Task statement: Quote each record exactly, please, leaving none out.
- - - - - - -
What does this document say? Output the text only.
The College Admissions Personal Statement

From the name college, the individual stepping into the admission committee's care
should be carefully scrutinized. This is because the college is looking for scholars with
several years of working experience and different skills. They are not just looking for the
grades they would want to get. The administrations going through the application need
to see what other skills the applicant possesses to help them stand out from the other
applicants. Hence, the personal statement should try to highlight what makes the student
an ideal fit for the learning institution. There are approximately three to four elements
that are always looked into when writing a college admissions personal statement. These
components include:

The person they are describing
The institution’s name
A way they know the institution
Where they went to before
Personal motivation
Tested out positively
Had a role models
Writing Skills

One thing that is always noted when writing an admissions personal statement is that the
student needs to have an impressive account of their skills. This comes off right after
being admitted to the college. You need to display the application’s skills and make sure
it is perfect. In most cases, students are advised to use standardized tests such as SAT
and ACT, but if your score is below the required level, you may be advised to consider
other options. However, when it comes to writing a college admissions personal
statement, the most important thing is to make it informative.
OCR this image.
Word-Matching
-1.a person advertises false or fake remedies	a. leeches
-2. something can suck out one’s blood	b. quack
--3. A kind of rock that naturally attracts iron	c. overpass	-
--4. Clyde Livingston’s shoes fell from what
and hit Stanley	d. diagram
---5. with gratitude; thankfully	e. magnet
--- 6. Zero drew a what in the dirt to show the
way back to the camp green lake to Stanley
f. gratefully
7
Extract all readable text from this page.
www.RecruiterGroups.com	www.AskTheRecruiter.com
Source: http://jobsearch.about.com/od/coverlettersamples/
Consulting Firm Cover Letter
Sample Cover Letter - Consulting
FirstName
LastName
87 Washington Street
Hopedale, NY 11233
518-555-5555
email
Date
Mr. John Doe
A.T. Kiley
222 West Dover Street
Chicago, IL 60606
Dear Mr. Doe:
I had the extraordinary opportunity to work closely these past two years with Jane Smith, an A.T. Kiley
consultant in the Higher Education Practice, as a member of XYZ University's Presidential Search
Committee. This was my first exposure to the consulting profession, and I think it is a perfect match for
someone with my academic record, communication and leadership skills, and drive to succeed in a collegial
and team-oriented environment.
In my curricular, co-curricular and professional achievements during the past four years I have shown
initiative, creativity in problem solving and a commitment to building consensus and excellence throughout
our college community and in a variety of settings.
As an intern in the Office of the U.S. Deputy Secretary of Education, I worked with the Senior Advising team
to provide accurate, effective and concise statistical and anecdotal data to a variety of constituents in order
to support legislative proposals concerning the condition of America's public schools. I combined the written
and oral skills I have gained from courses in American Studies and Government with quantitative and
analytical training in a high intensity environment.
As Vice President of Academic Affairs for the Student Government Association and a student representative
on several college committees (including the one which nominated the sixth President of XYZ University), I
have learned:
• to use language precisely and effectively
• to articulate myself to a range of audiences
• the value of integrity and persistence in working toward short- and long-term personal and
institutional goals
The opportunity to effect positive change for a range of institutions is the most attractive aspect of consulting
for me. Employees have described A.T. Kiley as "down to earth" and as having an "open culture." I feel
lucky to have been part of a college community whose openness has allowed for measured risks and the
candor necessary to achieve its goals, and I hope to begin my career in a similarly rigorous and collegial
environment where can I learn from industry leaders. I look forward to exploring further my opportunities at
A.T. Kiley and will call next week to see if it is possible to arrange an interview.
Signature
- - - - - - -
Task result:
What does this document say? Output the text only.
The College Admissions Personal Statement

From the name college, the individual stepping into the admission committee's care
should be carefully scrutinized. This is because the college is looking for scholars with
several years of working experience and different skills. They are not just looking for the
grades they would want to get. The administrations going through the application need
to see what other skills the applicant possesses to help them stand out from the other
applicants. Hence, the personal statement should try to highlight what makes the student
an ideal fit for the learning institution. There are approximately three to four elements
that are always looked into when writing a college admissions personal statement. These
components include:

The person they are describing
The institution’s name
A way they know the institution
Where they went to before
Personal motivation
Tested out positively
Had a role models
Writing Skills

One thing that is always noted when writing an admissions personal statement is that the
student needs to have an impressive account of their skills. This comes off right after
being admitted to the college. You need to display the application’s skills and make sure
it is perfect. In most cases, students are advised to use standardized tests such as SAT
and ACT, but if your score is below the required level, you may be advised to consider
other options. However, when it comes to writing a college admissions personal
statement, the most important thing is to make it informative.
OCR this image.
Word-Matching
-1.a person advertises false or fake remedies	a. leeches
-2. something can suck out one’s blood	b. quack
--3. A kind of rock that naturally attracts iron	c. overpass	-
--4. Clyde Livingston’s shoes fell from what
and hit Stanley	d. diagram
---5. with gratitude; thankfully	e. magnet
--- 6. Zero drew a what in the dirt to show the
way back to the camp green lake to Stanley
f. gratefully
7
Extract all readable text from this page.
www.RecruiterGroups.com	www.AskTheRecruiter.com
Source: http://jobsearch.about.com/od/coverlettersamples/
Consulting Firm Cover Letter
Sample Cover Letter - Consulting
FirstName
LastName
87 Washington Street
Hopedale, NY 11233
518-555-5555
email
Date
Mr. John Doe
A.T. Kiley
222 West Dover Street
Chicago, IL 60606
Dear Mr. Doe:
I had the extraordinary opportunity to work closely these past two years with Jane Smith, an A.T. Kiley
consultant in the Higher Education Practice, as a member of XYZ University's Presidential Search
Committee. This was my first exposure to the consulting profession, and I think it is a perfect match for
someone with my academic record, communication and leadership skills, and drive to succeed in a collegial
and team-oriented environment.
In my curricular, co-curricular and professional achievements during the past four years I have shown
initiative, creativity in problem solving and a commitment to building consensus and excellence throughout
our college community and in a variety of settings.
As an intern in the Office of the U.S. Deputy Secretary of Education, I worked with the Senior Advising team
to provide accurate, effective and concise statistical and anecdotal data to a variety of constituents in order
to support legislative proposals concerning the condition of America's public schools. I combined the written
and oral skills I have gained from courses in American Studies and Government with quantitative and
analytical training in a high intensity environment.
As Vice President of Academic Affairs for the Student Government Association and a student representative
on several college committees (including the one which nominated the sixth President of XYZ University), I
have learned:
• to use language precisely and effectively
• to articulate myself to a range of audiences
• the value of integrity and persistence in working toward short- and long-term personal and
institutional goals
The opportunity to effect positive change for a range of institutions is the most attractive aspect of consulting
for me. Employees have described A.T. Kiley as "down to earth" and as having an "open culture." I feel
lucky to have been part of a college community whose openness has allowed for measured risks and the
candor necessary to achieve its goals, and I hope to begin my career in a similarly rigorous and collegial
environment where can I learn from industry leaders. I look forward to exploring further my opportunities at
A.T. Kiley and will call next week to see if it is possible to arrange an interview.
Signature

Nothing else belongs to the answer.